Directive:
Your output must consist solely of the lines from the one containing "Serialize everything readable" through the end of the records, reproduced exactly.

┌──

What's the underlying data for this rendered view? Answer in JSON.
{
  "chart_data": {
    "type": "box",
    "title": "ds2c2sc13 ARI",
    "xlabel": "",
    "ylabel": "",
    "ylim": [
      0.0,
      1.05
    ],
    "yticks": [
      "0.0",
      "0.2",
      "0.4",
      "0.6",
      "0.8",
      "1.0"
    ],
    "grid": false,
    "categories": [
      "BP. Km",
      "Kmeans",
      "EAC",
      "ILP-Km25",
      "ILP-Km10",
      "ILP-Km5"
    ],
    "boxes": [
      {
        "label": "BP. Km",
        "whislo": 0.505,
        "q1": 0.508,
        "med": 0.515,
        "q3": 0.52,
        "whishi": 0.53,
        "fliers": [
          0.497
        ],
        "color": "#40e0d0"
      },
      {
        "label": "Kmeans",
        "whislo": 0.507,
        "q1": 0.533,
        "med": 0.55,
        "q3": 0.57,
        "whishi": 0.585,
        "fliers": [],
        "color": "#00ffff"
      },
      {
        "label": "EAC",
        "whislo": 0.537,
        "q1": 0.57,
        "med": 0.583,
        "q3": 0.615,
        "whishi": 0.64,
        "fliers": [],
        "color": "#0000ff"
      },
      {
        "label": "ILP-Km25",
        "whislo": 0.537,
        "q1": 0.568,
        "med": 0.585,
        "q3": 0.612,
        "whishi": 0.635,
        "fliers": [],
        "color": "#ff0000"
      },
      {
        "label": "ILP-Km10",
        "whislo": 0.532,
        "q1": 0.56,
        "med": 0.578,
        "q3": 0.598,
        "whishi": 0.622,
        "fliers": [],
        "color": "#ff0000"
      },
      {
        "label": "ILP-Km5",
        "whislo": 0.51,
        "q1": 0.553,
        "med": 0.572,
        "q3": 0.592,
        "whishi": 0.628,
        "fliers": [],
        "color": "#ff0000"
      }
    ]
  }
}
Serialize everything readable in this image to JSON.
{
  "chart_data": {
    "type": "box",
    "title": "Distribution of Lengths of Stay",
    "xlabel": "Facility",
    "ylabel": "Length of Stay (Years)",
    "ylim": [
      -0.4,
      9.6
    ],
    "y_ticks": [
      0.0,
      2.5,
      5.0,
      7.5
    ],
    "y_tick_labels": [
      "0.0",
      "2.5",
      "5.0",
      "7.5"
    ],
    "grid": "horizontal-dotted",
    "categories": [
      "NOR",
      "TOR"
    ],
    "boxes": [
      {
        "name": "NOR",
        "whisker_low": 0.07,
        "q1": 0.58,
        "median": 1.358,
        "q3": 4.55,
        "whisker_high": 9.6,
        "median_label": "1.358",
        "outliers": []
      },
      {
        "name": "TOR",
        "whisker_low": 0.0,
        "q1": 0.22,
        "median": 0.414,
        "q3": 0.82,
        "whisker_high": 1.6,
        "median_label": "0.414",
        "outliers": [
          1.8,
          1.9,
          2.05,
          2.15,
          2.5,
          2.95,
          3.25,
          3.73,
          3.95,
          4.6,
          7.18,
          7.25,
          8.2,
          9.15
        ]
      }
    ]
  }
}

└──

Finished task:
Serialize everything readable in this image to JSON.
{
  "chart_data": {
    "type": "box",
    "title": "Distribution of Lengths of Stay",
    "xlabel": "Facility",
    "ylabel": "Length of Stay (Years)",
    "ylim": [
      -0.4,
      9.6
    ],
    "y_ticks": [
      0.0,
      2.5,
      5.0,
      7.5
    ],
    "y_tick_labels": [
      "0.0",
      "2.5",
      "5.0",
      "7.5"
    ],
    "grid": "horizontal-dotted",
    "categories": [
      "NOR",
      "TOR"
    ],
    "boxes": [
      {
        "name": "NOR",
        "whisker_low": 0.07,
        "q1": 0.58,
        "median": 1.358,
        "q3": 4.55,
        "whisker_high": 9.6,
        "median_label": "1.358",
        "outliers": []
      },
      {
        "name": "TOR",
        "whisker_low": 0.0,
        "q1": 0.22,
        "median": 0.414,
        "q3": 0.82,
        "whisker_high": 1.6,
        "median_label": "0.414",
        "outliers": [
          1.8,
          1.9,
          2.05,
          2.15,
          2.5,
          2.95,
          3.25,
          3.73,
          3.95,
          4.6,
          7.18,
          7.25,
          8.2,
          9.15
        ]
      }
    ]
  }
}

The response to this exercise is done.